What you should do> In the entries below, find every line with "name" and copy it.

The records>
▬▬▬

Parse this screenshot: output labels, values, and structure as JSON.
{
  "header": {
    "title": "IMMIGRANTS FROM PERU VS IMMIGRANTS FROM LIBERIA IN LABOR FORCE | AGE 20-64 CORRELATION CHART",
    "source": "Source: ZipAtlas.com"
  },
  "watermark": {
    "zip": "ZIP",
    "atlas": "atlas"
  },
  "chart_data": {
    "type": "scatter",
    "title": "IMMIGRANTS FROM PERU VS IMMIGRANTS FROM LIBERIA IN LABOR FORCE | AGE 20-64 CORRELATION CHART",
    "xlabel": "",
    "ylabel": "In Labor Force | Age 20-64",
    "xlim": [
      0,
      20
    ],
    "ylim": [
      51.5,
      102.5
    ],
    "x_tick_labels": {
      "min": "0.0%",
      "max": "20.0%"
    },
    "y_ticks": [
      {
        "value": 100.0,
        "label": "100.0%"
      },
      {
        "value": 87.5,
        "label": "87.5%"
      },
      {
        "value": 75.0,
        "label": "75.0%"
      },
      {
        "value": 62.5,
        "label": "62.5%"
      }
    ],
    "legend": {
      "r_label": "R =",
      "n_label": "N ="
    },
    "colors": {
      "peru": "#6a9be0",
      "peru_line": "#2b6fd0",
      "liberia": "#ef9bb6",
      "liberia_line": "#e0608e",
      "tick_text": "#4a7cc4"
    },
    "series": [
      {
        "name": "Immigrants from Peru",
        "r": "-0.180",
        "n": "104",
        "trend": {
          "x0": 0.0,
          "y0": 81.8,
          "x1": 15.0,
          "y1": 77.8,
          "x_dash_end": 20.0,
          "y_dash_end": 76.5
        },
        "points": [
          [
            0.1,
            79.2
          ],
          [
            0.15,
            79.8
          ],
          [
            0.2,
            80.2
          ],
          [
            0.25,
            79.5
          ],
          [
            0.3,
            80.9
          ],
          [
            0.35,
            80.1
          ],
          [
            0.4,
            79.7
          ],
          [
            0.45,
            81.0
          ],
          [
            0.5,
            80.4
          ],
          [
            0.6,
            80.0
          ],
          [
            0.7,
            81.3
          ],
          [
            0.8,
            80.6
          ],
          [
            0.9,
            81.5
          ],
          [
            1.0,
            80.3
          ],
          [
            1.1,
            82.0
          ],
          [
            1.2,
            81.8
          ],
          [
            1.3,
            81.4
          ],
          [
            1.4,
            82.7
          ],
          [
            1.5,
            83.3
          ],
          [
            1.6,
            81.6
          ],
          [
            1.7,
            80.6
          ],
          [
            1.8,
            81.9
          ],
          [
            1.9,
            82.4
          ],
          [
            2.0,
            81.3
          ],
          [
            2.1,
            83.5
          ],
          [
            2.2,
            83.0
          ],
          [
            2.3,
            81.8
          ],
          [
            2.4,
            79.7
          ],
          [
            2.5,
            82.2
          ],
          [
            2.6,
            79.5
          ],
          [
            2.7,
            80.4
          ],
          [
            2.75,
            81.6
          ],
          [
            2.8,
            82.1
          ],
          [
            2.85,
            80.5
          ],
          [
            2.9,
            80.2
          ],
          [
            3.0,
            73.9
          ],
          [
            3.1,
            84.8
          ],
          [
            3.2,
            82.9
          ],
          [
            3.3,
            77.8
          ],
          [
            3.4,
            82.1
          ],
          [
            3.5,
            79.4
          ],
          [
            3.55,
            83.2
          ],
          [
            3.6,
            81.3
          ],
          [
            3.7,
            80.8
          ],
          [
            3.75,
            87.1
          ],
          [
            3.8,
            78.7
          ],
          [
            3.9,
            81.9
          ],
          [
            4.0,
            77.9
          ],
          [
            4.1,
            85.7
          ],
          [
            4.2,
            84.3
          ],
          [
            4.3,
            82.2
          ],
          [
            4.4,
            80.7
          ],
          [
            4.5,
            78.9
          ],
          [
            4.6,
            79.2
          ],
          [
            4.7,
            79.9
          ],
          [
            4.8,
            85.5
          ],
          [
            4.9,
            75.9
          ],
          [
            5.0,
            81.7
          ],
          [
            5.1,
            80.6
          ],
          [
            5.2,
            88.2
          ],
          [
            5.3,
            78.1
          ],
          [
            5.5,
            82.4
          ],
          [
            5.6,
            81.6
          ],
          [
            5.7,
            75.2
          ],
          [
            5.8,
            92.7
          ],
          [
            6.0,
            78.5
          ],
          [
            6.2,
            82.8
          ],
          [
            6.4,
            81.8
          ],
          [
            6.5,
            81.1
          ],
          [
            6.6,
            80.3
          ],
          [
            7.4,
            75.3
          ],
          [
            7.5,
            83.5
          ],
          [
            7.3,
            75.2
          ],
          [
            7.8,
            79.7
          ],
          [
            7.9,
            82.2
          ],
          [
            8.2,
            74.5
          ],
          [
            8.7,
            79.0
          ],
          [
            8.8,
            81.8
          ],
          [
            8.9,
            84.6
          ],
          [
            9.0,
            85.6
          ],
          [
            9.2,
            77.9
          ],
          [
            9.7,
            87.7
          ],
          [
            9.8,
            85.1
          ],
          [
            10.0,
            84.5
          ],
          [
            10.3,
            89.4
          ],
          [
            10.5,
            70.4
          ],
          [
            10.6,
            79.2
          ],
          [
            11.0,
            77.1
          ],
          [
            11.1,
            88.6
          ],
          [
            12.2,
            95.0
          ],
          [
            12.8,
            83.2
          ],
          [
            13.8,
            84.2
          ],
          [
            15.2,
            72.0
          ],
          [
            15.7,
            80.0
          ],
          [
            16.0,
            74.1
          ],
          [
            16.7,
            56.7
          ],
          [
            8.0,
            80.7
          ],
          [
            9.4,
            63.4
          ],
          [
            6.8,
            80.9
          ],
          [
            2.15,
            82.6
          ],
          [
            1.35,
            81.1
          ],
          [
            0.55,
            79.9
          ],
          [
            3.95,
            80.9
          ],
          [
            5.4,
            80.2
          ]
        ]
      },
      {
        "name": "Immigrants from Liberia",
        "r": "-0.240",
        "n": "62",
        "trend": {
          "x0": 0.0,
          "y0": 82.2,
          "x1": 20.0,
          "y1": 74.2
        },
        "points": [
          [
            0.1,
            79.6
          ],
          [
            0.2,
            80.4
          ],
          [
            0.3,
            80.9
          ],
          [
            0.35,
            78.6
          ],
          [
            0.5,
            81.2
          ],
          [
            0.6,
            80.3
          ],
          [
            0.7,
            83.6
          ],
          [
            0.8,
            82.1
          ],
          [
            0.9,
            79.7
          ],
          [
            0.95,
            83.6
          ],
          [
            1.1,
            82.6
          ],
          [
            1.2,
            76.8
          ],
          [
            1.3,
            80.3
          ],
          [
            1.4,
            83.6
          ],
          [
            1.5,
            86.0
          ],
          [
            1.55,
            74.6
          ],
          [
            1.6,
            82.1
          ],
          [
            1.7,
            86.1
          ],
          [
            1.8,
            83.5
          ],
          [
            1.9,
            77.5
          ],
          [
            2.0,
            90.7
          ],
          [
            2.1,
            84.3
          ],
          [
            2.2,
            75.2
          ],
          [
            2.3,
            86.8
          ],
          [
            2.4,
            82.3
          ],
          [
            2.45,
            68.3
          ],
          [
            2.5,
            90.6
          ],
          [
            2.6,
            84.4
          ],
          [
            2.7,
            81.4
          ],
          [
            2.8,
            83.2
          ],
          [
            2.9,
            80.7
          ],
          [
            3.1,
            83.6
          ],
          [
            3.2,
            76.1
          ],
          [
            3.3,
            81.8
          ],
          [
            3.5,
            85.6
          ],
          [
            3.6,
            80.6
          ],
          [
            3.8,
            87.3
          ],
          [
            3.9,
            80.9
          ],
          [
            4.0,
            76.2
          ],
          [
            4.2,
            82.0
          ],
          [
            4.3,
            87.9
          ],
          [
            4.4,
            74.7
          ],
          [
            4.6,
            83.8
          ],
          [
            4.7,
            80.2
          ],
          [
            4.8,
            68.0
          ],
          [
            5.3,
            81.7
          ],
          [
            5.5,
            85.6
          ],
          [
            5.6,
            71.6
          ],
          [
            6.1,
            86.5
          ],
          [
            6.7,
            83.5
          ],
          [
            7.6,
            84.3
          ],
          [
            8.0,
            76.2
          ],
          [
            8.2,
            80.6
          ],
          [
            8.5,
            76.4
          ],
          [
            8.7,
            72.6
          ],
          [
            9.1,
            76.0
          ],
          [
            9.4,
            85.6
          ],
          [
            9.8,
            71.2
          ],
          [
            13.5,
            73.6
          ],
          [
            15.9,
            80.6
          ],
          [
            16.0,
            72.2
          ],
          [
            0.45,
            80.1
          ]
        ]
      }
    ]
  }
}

▬▬▬

Result of this exercise>
        "name": "Immigrants from Peru",
        "name": "Immigrants from Liberia",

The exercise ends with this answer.